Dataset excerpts
+++
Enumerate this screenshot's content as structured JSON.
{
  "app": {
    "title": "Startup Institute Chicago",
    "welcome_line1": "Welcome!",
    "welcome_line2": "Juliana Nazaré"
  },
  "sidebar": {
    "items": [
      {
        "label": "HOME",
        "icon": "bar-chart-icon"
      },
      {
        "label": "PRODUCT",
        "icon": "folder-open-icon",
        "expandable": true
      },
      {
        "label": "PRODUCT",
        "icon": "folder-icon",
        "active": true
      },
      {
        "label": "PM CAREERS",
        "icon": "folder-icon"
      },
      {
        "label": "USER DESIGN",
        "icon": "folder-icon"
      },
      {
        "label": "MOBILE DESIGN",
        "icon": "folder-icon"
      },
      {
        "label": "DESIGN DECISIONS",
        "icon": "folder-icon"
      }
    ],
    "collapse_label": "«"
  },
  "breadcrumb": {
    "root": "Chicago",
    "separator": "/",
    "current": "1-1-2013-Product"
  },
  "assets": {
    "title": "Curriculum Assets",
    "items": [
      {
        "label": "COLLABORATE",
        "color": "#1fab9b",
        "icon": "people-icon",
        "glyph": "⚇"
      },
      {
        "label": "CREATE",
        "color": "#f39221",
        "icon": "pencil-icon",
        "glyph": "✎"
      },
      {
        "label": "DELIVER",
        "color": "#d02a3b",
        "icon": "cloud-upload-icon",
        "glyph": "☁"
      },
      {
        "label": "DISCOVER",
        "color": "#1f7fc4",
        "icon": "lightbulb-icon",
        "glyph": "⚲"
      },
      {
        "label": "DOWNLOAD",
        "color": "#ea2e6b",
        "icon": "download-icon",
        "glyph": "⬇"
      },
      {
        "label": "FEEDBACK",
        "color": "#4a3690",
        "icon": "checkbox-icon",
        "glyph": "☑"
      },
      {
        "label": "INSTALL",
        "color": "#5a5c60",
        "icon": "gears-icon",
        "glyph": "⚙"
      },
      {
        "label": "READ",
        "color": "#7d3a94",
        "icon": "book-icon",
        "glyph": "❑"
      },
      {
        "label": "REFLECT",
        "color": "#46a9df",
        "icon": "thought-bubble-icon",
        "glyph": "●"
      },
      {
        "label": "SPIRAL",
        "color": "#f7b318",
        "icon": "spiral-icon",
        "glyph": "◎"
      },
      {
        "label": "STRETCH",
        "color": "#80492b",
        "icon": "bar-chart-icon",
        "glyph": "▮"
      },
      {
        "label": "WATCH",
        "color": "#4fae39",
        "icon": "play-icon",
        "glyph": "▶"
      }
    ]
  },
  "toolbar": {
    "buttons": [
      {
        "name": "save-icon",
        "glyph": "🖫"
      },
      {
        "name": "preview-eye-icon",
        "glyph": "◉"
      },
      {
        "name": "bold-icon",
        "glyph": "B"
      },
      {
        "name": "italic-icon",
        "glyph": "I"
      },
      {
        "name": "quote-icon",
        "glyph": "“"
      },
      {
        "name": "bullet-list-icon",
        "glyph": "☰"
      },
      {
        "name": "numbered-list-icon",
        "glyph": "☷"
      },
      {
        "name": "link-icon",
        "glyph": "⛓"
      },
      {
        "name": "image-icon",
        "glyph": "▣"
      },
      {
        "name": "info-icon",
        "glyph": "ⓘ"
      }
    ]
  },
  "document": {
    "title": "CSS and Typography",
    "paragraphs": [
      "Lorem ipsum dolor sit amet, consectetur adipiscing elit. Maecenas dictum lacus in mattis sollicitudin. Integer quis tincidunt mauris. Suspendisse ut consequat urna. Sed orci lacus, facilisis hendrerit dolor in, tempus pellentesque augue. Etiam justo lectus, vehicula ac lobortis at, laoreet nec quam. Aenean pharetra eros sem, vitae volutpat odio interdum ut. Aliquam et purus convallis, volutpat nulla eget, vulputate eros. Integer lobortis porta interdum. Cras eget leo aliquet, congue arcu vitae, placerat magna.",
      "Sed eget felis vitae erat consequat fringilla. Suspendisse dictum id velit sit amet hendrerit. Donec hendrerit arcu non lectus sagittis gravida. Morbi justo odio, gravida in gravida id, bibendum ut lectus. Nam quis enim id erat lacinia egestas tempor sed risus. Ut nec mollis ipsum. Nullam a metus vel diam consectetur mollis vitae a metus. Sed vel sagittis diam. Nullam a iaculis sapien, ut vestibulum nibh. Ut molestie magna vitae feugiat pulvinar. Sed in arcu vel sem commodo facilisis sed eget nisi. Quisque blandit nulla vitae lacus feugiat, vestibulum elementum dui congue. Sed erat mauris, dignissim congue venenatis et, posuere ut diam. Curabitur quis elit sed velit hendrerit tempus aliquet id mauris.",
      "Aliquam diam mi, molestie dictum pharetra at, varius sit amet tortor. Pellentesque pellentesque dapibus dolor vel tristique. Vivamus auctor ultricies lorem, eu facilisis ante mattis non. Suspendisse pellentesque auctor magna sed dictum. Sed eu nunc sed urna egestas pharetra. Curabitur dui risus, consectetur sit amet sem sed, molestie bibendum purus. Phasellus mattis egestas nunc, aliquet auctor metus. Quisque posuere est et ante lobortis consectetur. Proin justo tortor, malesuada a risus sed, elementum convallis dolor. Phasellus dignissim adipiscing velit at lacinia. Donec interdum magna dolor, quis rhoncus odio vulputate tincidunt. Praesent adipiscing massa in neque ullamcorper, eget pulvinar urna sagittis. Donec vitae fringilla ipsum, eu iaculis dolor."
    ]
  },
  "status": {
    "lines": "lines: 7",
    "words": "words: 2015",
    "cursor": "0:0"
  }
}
+++
▶ **Task instructions**: Reproduce all the data word for word.

▶ **Reply**:
Enumerate this screenshot's content as structured JSON.
{
  "app": {
    "title": "Startup Institute Chicago",
    "welcome_line1": "Welcome!",
    "welcome_line2": "Juliana Nazaré"
  },
  "sidebar": {
    "items": [
      {
        "label": "HOME",
        "icon": "bar-chart-icon"
      },
      {
        "label": "PRODUCT",
        "icon": "folder-open-icon",
        "expandable": true
      },
      {
        "label": "PRODUCT",
        "icon": "folder-icon",
        "active": true
      },
      {
        "label": "PM CAREERS",
        "icon": "folder-icon"
      },
      {
        "label": "USER DESIGN",
        "icon": "folder-icon"
      },
      {
        "label": "MOBILE DESIGN",
        "icon": "folder-icon"
      },
      {
        "label": "DESIGN DECISIONS",
        "icon": "folder-icon"
      }
    ],
    "collapse_label": "«"
  },
  "breadcrumb": {
    "root": "Chicago",
    "separator": "/",
    "current": "1-1-2013-Product"
  },
  "assets": {
    "title": "Curriculum Assets",
    "items": [
      {
        "label": "COLLABORATE",
        "color": "#1fab9b",
        "icon": "people-icon",
        "glyph": "⚇"
      },
      {
        "label": "CREATE",
        "color": "#f39221",
        "icon": "pencil-icon",
        "glyph": "✎"
      },
      {
        "label": "DELIVER",
        "color": "#d02a3b",
        "icon": "cloud-upload-icon",
        "glyph": "☁"
      },
      {
        "label": "DISCOVER",
        "color": "#1f7fc4",
        "icon": "lightbulb-icon",
        "glyph": "⚲"
      },
      {
        "label": "DOWNLOAD",
        "color": "#ea2e6b",
        "icon": "download-icon",
        "glyph": "⬇"
      },
      {
        "label": "FEEDBACK",
        "color": "#4a3690",
        "icon": "checkbox-icon",
        "glyph": "☑"
      },
      {
        "label": "INSTALL",
        "color": "#5a5c60",
        "icon": "gears-icon",
        "glyph": "⚙"
      },
      {
        "label": "READ",
        "color": "#7d3a94",
        "icon": "book-icon",
        "glyph": "❑"
      },
      {
        "label": "REFLECT",
        "color": "#46a9df",
        "icon": "thought-bubble-icon",
        "glyph": "●"
      },
      {
        "label": "SPIRAL",
        "color": "#f7b318",
        "icon": "spiral-icon",
        "glyph": "◎"
      },
      {
        "label": "STRETCH",
        "color": "#80492b",
        "icon": "bar-chart-icon",
        "glyph": "▮"
      },
      {
        "label": "WATCH",
        "color": "#4fae39",
        "icon": "play-icon",
        "glyph": "▶"
      }
    ]
  },
  "toolbar": {
    "buttons": [
      {
        "name": "save-icon",
        "glyph": "🖫"
      },
      {
        "name": "preview-eye-icon",
        "glyph": "◉"
      },
      {
        "name": "bold-icon",
        "glyph": "B"
      },
      {
        "name": "italic-icon",
        "glyph": "I"
      },
      {
        "name": "quote-icon",
        "glyph": "“"
      },
      {
        "name": "bullet-list-icon",
        "glyph": "☰"
      },
      {
        "name": "numbered-list-icon",
        "glyph": "☷"
      },
      {
        "name": "link-icon",
        "glyph": "⛓"
      },
      {
        "name": "image-icon",
        "glyph": "▣"
      },
      {
        "name": "info-icon",
        "glyph": "ⓘ"
      }
    ]
  },
  "document": {
    "title": "CSS and Typography",
    "paragraphs": [
      "Lorem ipsum dolor sit amet, consectetur adipiscing elit. Maecenas dictum lacus in mattis sollicitudin. Integer quis tincidunt mauris. Suspendisse ut consequat urna. Sed orci lacus, facilisis hendrerit dolor in, tempus pellentesque augue. Etiam justo lectus, vehicula ac lobortis at, laoreet nec quam. Aenean pharetra eros sem, vitae volutpat odio interdum ut. Aliquam et purus convallis, volutpat nulla eget, vulputate eros. Integer lobortis porta interdum. Cras eget leo aliquet, congue arcu vitae, placerat magna.",
      "Sed eget felis vitae erat consequat fringilla. Suspendisse dictum id velit sit amet hendrerit. Donec hendrerit arcu non lectus sagittis gravida. Morbi justo odio, gravida in gravida id, bibendum ut lectus. Nam quis enim id erat lacinia egestas tempor sed risus. Ut nec mollis ipsum. Nullam a metus vel diam consectetur mollis vitae a metus. Sed vel sagittis diam. Nullam a iaculis sapien, ut vestibulum nibh. Ut molestie magna vitae feugiat pulvinar. Sed in arcu vel sem commodo facilisis sed eget nisi. Quisque blandit nulla vitae lacus feugiat, vestibulum elementum dui congue. Sed erat mauris, dignissim congue venenatis et, posuere ut diam. Curabitur quis elit sed velit hendrerit tempus aliquet id mauris.",
      "Aliquam diam mi, molestie dictum pharetra at, varius sit amet tortor. Pellentesque pellentesque dapibus dolor vel tristique. Vivamus auctor ultricies lorem, eu facilisis ante mattis non. Suspendisse pellentesque auctor magna sed dictum. Sed eu nunc sed urna egestas pharetra. Curabitur dui risus, consectetur sit amet sem sed, molestie bibendum purus. Phasellus mattis egestas nunc, aliquet auctor metus. Quisque posuere est et ante lobortis consectetur. Proin justo tortor, malesuada a risus sed, elementum convallis dolor. Phasellus dignissim adipiscing velit at lacinia. Donec interdum magna dolor, quis rhoncus odio vulputate tincidunt. Praesent adipiscing massa in neque ullamcorper, eget pulvinar urna sagittis. Donec vitae fringilla ipsum, eu iaculis dolor."
    ]
  },
  "status": {
    "lines": "lines: 7",
    "words": "words: 2015",
    "cursor": "0:0"
  }
}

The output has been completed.